- [WHAT YOU NEED TO DO]: Only lines with the string "ประธานในพ" matter here; gather them from the material below.

======== MATERIAL FOR THIS TASK ========

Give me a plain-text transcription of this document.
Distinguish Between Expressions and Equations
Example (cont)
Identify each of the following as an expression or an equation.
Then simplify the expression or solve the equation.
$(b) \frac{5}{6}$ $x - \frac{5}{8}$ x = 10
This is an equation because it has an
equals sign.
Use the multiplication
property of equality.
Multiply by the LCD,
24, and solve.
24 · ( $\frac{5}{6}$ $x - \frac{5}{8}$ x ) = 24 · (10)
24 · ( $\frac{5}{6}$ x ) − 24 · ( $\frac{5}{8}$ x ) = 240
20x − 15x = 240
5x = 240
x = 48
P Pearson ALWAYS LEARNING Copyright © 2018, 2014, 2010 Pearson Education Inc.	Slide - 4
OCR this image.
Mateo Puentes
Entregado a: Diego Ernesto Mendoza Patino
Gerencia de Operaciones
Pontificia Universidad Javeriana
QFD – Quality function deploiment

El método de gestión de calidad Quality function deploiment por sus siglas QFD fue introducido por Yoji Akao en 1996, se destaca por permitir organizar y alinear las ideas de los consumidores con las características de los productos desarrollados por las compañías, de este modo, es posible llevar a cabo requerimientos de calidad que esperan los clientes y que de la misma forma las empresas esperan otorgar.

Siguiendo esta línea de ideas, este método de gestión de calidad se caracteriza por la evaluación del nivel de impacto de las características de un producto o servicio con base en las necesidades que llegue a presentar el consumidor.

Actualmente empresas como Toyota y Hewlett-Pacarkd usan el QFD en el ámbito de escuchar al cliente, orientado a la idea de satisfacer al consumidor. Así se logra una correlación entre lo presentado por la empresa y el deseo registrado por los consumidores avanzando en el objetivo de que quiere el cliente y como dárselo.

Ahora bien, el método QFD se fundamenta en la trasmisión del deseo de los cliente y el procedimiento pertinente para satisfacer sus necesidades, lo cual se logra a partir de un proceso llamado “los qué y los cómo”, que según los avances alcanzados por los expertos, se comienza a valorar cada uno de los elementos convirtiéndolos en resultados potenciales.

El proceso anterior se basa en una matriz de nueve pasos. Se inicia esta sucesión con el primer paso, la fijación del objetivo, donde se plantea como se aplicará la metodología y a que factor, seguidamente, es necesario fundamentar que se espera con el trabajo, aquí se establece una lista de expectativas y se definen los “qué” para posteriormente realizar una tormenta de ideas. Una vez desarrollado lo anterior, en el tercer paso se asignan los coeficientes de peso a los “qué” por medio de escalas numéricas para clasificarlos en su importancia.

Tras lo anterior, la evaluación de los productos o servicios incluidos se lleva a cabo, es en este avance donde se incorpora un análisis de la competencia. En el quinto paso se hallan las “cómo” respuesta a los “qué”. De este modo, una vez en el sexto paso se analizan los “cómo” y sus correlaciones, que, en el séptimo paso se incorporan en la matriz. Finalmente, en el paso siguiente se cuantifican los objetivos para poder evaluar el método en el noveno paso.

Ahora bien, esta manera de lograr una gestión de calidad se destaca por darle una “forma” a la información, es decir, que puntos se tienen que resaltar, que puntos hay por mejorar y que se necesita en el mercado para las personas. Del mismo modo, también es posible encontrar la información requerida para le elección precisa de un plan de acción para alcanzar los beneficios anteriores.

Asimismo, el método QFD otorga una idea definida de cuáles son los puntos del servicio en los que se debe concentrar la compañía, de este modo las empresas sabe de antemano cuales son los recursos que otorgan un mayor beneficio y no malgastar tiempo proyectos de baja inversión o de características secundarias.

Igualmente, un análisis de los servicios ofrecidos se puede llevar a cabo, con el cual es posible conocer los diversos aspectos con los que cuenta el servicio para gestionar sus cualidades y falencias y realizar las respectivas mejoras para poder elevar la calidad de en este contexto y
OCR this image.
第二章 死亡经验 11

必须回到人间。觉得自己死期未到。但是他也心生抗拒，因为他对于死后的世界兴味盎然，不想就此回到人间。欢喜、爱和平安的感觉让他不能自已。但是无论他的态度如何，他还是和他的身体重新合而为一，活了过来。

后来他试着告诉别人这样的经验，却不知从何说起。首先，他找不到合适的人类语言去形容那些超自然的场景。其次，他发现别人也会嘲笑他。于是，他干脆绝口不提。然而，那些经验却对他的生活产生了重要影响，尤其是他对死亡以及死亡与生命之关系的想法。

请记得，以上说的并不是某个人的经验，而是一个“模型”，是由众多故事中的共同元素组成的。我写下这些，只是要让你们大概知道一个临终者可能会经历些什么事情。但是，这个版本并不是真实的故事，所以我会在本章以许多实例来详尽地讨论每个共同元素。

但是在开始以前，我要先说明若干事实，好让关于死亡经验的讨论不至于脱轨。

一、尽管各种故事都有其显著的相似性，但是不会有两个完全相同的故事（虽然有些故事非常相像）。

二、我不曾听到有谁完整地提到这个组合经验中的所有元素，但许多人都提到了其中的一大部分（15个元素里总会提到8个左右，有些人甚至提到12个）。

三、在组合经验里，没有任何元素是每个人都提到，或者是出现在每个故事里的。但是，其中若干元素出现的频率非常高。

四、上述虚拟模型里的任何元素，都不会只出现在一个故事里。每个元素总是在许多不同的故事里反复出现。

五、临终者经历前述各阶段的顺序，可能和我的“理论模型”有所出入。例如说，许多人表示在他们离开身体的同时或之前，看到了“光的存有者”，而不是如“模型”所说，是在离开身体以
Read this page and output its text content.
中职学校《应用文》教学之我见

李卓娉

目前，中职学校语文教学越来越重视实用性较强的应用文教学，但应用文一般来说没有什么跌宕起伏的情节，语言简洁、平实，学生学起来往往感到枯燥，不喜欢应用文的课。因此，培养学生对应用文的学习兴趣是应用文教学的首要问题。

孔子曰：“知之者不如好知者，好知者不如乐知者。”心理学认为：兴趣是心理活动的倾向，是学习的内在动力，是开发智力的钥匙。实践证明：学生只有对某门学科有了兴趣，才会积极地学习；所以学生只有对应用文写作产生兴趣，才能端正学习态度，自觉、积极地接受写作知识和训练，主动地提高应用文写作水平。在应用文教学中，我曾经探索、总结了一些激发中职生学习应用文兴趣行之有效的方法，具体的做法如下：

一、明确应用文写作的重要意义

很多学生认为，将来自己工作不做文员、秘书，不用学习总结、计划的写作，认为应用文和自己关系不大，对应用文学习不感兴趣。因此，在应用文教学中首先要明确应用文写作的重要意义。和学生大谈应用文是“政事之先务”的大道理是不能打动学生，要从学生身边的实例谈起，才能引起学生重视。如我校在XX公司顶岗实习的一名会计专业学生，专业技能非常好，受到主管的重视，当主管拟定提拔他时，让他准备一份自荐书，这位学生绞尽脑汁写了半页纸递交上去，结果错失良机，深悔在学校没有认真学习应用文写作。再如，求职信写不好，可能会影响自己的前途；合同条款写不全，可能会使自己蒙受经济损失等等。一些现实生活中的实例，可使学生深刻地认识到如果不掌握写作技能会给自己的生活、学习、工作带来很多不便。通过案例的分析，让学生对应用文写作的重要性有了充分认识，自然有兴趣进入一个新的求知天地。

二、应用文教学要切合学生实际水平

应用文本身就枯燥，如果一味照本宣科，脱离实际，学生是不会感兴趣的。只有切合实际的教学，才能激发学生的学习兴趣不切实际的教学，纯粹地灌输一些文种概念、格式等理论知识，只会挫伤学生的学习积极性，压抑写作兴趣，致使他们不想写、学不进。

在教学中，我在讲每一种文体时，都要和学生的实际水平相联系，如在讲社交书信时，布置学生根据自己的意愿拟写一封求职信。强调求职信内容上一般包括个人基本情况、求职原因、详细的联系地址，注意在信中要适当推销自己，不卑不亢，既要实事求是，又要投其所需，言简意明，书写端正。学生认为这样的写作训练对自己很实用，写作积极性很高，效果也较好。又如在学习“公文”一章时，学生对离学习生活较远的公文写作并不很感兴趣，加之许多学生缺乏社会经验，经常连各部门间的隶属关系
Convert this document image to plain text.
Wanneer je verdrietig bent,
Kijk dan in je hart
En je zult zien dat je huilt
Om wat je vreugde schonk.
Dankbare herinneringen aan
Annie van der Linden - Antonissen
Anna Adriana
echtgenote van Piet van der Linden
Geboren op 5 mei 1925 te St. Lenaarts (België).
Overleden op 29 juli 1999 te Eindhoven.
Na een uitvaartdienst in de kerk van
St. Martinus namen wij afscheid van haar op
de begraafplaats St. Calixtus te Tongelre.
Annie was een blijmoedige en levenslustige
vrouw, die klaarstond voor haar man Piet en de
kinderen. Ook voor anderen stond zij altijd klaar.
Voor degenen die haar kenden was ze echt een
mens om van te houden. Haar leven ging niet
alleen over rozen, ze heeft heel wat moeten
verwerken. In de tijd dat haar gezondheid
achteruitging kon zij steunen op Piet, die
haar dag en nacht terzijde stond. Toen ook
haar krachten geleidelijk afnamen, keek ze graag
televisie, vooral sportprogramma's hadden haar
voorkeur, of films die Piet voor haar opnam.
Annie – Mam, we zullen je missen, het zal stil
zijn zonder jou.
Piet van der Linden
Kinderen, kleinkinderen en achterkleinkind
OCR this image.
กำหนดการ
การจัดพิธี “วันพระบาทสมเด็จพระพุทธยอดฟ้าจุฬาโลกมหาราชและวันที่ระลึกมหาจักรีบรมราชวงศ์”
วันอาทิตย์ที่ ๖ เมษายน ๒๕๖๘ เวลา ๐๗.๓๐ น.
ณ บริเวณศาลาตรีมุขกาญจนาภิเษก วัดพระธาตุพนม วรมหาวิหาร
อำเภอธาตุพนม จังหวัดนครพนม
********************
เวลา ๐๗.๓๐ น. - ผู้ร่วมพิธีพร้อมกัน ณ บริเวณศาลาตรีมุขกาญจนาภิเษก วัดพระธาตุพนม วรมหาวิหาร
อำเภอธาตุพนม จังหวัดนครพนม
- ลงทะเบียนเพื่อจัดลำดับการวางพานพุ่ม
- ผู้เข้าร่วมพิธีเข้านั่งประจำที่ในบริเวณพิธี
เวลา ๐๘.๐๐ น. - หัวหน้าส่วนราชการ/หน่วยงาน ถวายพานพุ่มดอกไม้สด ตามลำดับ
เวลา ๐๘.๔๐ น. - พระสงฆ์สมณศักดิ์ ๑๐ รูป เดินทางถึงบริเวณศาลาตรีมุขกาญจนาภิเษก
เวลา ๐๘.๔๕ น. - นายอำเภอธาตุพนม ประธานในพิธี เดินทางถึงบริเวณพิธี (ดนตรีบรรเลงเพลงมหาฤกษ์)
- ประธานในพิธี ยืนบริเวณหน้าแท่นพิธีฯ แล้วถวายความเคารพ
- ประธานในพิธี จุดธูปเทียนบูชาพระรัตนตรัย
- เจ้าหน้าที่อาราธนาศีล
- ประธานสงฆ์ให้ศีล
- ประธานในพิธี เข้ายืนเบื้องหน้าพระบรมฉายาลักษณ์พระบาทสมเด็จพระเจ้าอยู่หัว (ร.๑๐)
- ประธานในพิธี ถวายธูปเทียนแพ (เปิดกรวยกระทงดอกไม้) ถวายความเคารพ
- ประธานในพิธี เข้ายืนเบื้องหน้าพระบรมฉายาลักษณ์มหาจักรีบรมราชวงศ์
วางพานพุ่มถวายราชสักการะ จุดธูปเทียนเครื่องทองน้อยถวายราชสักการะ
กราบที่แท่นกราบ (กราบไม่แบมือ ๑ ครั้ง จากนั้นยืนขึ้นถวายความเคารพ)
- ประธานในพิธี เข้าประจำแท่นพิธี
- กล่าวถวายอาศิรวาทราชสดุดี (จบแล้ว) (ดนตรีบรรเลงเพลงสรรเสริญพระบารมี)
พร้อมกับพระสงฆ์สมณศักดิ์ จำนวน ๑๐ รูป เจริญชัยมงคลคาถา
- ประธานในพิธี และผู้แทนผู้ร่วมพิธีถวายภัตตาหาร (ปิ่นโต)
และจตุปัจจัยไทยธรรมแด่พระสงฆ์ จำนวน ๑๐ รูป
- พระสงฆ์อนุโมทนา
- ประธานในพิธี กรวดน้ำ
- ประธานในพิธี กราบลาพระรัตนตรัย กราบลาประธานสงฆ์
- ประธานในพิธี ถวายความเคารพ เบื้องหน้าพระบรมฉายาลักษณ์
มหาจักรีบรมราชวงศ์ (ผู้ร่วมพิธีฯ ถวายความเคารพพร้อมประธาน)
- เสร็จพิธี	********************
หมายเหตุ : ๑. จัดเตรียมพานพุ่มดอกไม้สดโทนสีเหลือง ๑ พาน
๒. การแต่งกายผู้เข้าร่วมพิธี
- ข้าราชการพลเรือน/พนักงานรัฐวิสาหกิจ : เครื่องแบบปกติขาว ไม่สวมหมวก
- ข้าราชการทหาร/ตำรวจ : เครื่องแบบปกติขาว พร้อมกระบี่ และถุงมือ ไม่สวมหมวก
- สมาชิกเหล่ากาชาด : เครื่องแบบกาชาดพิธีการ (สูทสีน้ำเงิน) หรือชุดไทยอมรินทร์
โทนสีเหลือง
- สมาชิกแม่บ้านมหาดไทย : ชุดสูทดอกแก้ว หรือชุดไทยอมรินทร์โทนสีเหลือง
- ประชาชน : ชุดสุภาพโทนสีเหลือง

========

- [RESPONSE TO THE TASK]:
เวลา ๐๘.๔๕ น. - นายอำเภอธาตุพนม ประธานในพิธี เดินทางถึงบริเวณพิธี (ดนตรีบรรเลงเพลงมหาฤกษ์)
- ประธานในพิธี ยืนบริเวณหน้าแท่นพิธีฯ แล้วถวายความเคารพ
- ประธานในพิธี จุดธูปเทียนบูชาพระรัตนตรัย
- ประธานในพิธี เข้ายืนเบื้องหน้าพระบรมฉายาลักษณ์พระบาทสมเด็จพระเจ้าอยู่หัว (ร.๑๐)
- ประธานในพิธี ถวายธูปเทียนแพ (เปิดกรวยกระทงดอกไม้) ถวายความเคารพ
- ประธานในพิธี เข้ายืนเบื้องหน้าพระบรมฉายาลักษณ์มหาจักรีบรมราชวงศ์
- ประธานในพิธี เข้าประจำแท่นพิธี
- ประธานในพิธี และผู้แทนผู้ร่วมพิธีถวายภัตตาหาร (ปิ่นโต)
- ประธานในพิธี กรวดน้ำ
- ประธานในพิธี กราบลาพระรัตนตรัย กราบลาประธานสงฆ์
- ประธานในพิธี ถวายความเคารพ เบื้องหน้าพระบรมฉายาลักษณ์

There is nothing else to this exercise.